Stored data:
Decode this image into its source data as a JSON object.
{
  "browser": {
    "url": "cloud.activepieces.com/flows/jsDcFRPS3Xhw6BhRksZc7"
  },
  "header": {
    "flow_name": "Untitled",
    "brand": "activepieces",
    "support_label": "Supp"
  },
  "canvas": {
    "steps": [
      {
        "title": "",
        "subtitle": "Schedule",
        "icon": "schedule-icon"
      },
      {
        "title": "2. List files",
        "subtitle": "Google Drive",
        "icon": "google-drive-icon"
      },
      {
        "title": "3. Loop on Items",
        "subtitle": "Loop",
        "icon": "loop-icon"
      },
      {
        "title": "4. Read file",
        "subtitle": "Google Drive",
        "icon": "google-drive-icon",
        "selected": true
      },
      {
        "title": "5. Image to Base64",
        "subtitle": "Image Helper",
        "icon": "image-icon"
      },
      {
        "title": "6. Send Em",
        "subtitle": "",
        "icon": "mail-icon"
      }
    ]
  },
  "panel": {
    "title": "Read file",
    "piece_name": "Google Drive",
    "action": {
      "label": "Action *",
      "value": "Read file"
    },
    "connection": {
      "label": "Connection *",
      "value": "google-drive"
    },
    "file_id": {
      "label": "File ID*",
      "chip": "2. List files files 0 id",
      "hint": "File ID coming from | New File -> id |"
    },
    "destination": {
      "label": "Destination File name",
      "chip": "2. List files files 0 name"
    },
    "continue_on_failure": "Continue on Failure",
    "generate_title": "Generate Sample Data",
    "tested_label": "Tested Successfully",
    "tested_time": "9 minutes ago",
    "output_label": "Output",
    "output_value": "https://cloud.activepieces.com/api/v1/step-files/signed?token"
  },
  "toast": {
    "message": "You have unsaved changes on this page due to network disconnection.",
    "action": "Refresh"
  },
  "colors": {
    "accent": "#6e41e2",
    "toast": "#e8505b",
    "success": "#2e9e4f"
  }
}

Brief:
Copy every record exactly as presented.

Solution for this exercise:
Decode this image into its source data as a JSON object.
{
  "browser": {
    "url": "cloud.activepieces.com/flows/jsDcFRPS3Xhw6BhRksZc7"
  },
  "header": {
    "flow_name": "Untitled",
    "brand": "activepieces",
    "support_label": "Supp"
  },
  "canvas": {
    "steps": [
      {
        "title": "",
        "subtitle": "Schedule",
        "icon": "schedule-icon"
      },
      {
        "title": "2. List files",
        "subtitle": "Google Drive",
        "icon": "google-drive-icon"
      },
      {
        "title": "3. Loop on Items",
        "subtitle": "Loop",
        "icon": "loop-icon"
      },
      {
        "title": "4. Read file",
        "subtitle": "Google Drive",
        "icon": "google-drive-icon",
        "selected": true
      },
      {
        "title": "5. Image to Base64",
        "subtitle": "Image Helper",
        "icon": "image-icon"
      },
      {
        "title": "6. Send Em",
        "subtitle": "",
        "icon": "mail-icon"
      }
    ]
  },
  "panel": {
    "title": "Read file",
    "piece_name": "Google Drive",
    "action": {
      "label": "Action *",
      "value": "Read file"
    },
    "connection": {
      "label": "Connection *",
      "value": "google-drive"
    },
    "file_id": {
      "label": "File ID*",
      "chip": "2. List files files 0 id",
      "hint": "File ID coming from | New File -> id |"
    },
    "destination": {
      "label": "Destination File name",
      "chip": "2. List files files 0 name"
    },
    "continue_on_failure": "Continue on Failure",
    "generate_title": "Generate Sample Data",
    "tested_label": "Tested Successfully",
    "tested_time": "9 minutes ago",
    "output_label": "Output",
    "output_value": "https://cloud.activepieces.com/api/v1/step-files/signed?token"
  },
  "toast": {
    "message": "You have unsaved changes on this page due to network disconnection.",
    "action": "Refresh"
  },
  "colors": {
    "accent": "#6e41e2",
    "toast": "#e8505b",
    "success": "#2e9e4f"
  }
}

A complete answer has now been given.